▶ Directions: Retype exactly the lines that start at the line with "Read out every word on this page." and end at the final line, both included, and leave out every picture.

━━━━━━

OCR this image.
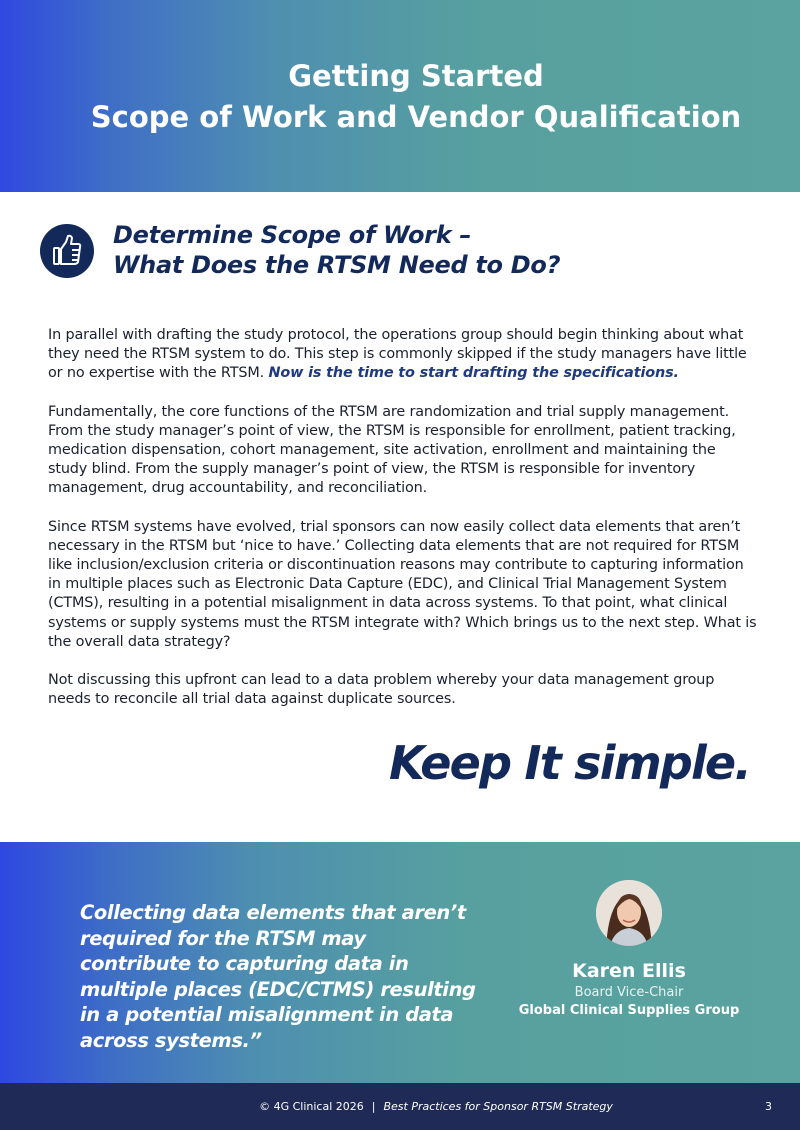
Getting Started
Scope of Work and Vendor Qualification
Determine Scope of Work –
What Does the RTSM Need to Do?

In parallel with drafting the study protocol, the operations group should begin thinking about what they need the RTSM system to do. This step is commonly skipped if the study managers have little or no expertise with the RTSM. Now is the time to start drafting the specifications.

Fundamentally, the core functions of the RTSM are randomization and trial supply management. From the study manager’s point of view, the RTSM is responsible for enrollment, patient tracking, medication dispensation, cohort management, site activation, enrollment and maintaining the study blind. From the supply manager’s point of view, the RTSM is responsible for inventory management, drug accountability, and reconciliation.

Since RTSM systems have evolved, trial sponsors can now easily collect data elements that aren’t necessary in the RTSM but ‘nice to have.’ Collecting data elements that are not required for RTSM like inclusion/exclusion criteria or discontinuation reasons may contribute to capturing information in multiple places such as Electronic Data Capture (EDC), and Clinical Trial Management System (CTMS), resulting in a potential misalignment in data across systems. To that point, what clinical systems or supply systems must the RTSM integrate with? Which brings us to the next step. What is the overall data strategy?

Not discussing this upfront can lead to a data problem whereby your data management group needs to reconcile all trial data against duplicate sources.

Keep It simple.
Collecting data elements that aren’t required for the RTSM may contribute to capturing data in multiple places (EDC/CTMS) resulting in a potential misalignment in data across systems.”
Karen Ellis
Board Vice-Chair
Global Clinical Supplies Group
© 4G Clinical 2026 | Best Practices for Sponsor RTSM Strategy	3
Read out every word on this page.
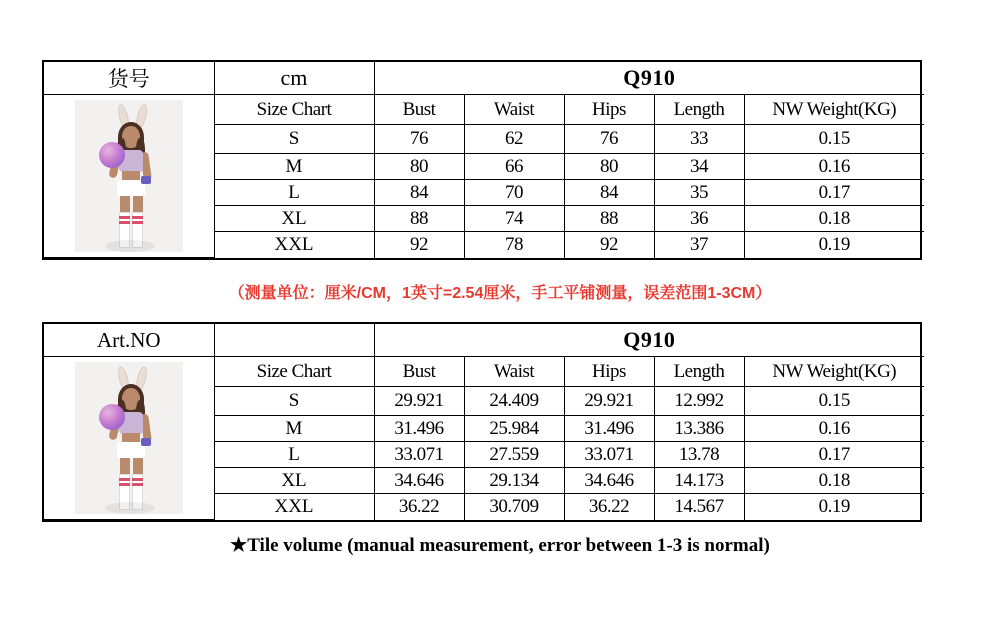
货号	cm	Q910				

	Size Chart	Bust	Waist	Hips	Length	NW Weight(KG)
	S	76	62	76	33	0.15
	M	80	66	80	34	0.16
	L	84	70	84	35	0.17
	XL	88	74	88	36	0.18
	XXL	92	78	92	37	0.19
（测量单位：厘米/CM，1英寸=2.54厘米，手工平铺测量，误差范围1-3CM）
Art.NO		Q910				

	Size Chart	Bust	Waist	Hips	Length	NW Weight(KG)
	S	29.921	24.409	29.921	12.992	0.15
	M	31.496	25.984	31.496	13.386	0.16
	L	33.071	27.559	33.071	13.78	0.17
	XL	34.646	29.134	34.646	14.173	0.18
	XXL	36.22	30.709	36.22	14.567	0.19
★Tile volume (manual measurement, error between 1-3 is normal)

━━━━━━

▶ The reply:
Read out every word on this page.
货号	cm	Q910				

	Size Chart	Bust	Waist	Hips	Length	NW Weight(KG)
	S	76	62	76	33	0.15
	M	80	66	80	34	0.16
	L	84	70	84	35	0.17
	XL	88	74	88	36	0.18
	XXL	92	78	92	37	0.19
（测量单位：厘米/CM，1英寸=2.54厘米，手工平铺测量，误差范围1-3CM）
Art.NO		Q910				

	Size Chart	Bust	Waist	Hips	Length	NW Weight(KG)
	S	29.921	24.409	29.921	12.992	0.15
	M	31.496	25.984	31.496	13.386	0.16
	L	33.071	27.559	33.071	13.78	0.17
	XL	34.646	29.134	34.646	14.173	0.18
	XXL	36.22	30.709	36.22	14.567	0.19
★Tile volume (manual measurement, error between 1-3 is normal)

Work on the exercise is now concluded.